[Data provided]
----------

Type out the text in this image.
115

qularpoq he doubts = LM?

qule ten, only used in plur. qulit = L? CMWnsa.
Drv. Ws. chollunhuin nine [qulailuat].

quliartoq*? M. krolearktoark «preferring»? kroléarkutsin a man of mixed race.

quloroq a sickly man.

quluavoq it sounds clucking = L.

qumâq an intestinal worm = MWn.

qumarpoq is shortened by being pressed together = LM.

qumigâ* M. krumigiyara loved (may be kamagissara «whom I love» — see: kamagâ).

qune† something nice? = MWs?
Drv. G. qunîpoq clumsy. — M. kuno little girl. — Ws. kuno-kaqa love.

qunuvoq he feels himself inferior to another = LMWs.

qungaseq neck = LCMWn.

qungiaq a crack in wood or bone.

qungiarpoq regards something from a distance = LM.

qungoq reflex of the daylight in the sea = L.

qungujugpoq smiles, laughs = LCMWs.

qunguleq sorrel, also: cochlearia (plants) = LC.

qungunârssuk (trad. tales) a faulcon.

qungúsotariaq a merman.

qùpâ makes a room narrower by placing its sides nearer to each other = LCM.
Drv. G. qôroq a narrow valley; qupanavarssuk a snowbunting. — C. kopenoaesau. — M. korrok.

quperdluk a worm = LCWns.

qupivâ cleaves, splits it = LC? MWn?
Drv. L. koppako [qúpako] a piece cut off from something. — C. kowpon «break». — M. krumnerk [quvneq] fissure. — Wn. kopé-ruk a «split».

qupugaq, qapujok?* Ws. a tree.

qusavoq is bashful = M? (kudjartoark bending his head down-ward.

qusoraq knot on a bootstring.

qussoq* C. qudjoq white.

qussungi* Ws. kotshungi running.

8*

----------

The full set of records should be duplicated exactly.

[Answer]
Type out the text in this image.
115

qularpoq he doubts = LM?

qule ten, only used in plur. qulit = L? CMWnsa.
Drv. Ws. chollunhuin nine [qulailuat].

quliartoq*? M. krolearktoark «preferring»? kroléarkutsin a man of mixed race.

quloroq a sickly man.

quluavoq it sounds clucking = L.

qumâq an intestinal worm = MWn.

qumarpoq is shortened by being pressed together = LM.

qumigâ* M. krumigiyara loved (may be kamagissara «whom I love» — see: kamagâ).

qune† something nice? = MWs?
Drv. G. qunîpoq clumsy. — M. kuno little girl. — Ws. kuno-kaqa love.

qunuvoq he feels himself inferior to another = LMWs.

qungaseq neck = LCMWn.

qungiaq a crack in wood or bone.

qungiarpoq regards something from a distance = LM.

qungoq reflex of the daylight in the sea = L.

qungujugpoq smiles, laughs = LCMWs.

qunguleq sorrel, also: cochlearia (plants) = LC.

qungunârssuk (trad. tales) a faulcon.

qungúsotariaq a merman.

qùpâ makes a room narrower by placing its sides nearer to each other = LCM.
Drv. G. qôroq a narrow valley; qupanavarssuk a snowbunting. — C. kopenoaesau. — M. korrok.

quperdluk a worm = LCWns.

qupivâ cleaves, splits it = LC? MWn?
Drv. L. koppako [qúpako] a piece cut off from something. — C. kowpon «break». — M. krumnerk [quvneq] fissure. — Wn. kopé-ruk a «split».

qupugaq, qapujok?* Ws. a tree.

qusavoq is bashful = M? (kudjartoark bending his head down-ward.

qusoraq knot on a bootstring.

qussoq* C. qudjoq white.

qussungi* Ws. kotshungi running.

8*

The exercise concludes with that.